*CONSIGNE 1*:
Comment le texte sur le Grand Hornu présente-t-il ce site ?
*CONSIGNE 2*:
Écrivez la suite du texte sur le Grand Hornu, à partir de sa dernière phrase.
── TEXTE FOURNI ──
Grand Hornu, l'un des sites majeurs du patrimoine industriel belge

 

Objectifs :

- s'approprier un site, en comprendre la genèse, la trajectoire, le devenir

- mettre en relation le bâtiment, les hommes, les produits, (logiques spatiales, sociales, économiques) dans un contexte explicatif(innovations, demande, débouché)

- s'interroger sur le sens de ce patrimoine aujourd'hui

 

Exemple: Grand Hornu

 

Quelle est la situation politique et économique de cette fraction de l' actuelle Belgique au début du XIX siècle ?
───
── LIGNES BRUTES ──
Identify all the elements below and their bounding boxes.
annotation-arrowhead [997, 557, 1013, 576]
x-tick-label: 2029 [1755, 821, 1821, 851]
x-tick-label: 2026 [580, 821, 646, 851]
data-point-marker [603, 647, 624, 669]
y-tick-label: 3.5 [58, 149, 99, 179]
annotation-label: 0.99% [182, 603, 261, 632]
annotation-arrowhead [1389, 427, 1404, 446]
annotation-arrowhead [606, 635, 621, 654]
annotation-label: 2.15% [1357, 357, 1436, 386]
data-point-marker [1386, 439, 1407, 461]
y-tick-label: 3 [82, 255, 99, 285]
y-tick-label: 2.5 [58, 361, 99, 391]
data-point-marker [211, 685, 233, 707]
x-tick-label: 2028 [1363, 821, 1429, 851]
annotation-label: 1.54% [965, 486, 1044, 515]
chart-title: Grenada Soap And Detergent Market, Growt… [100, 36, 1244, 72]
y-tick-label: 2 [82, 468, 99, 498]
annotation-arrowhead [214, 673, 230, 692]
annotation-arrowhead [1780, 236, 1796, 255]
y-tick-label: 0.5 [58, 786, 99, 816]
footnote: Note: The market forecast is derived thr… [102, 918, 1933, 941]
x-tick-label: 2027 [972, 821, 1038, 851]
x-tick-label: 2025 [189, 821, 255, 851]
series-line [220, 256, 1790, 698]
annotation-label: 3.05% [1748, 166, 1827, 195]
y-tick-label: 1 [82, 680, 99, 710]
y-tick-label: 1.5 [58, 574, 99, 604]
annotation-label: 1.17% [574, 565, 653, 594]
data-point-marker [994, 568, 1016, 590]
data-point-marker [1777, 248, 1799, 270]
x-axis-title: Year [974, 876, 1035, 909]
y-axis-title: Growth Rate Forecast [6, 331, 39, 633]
───
*RÉPONSE ATTENDUE 1*:
Comme l'un des sites majeurs du patrimoine industriel belge.

*RÉPONSE ATTENDUE 2*:
- au XVIII siècle, elle appartenait aux Pays-Bas autrichiens, mais elle a connu l'occupation française de la Révolution et de l'Empire. Pays de bourgeoisie urbaine et entrepreneuriale depuis le Moyen-Age, elle gagnée à certains slogans révolutionnaires de liberté et égalité. Elle accueille favorablement le Code Civil et les mesures organisatrices de l'Empire napoléonien, elle est largement bénéficiaire du blocus continental. Après le Congrès de Vienne, entre 1815 et 1830, elle fait partie du Royaume des Pays Bas. Elle démarre rapidement l'industrialisation, à partir de sa frange wallonne, francophone et catholique, et c'est ce qui alimentera l'opposition libérale puis la revendication nationale qui aboutit à la proclamation de l'indépendance en 1830.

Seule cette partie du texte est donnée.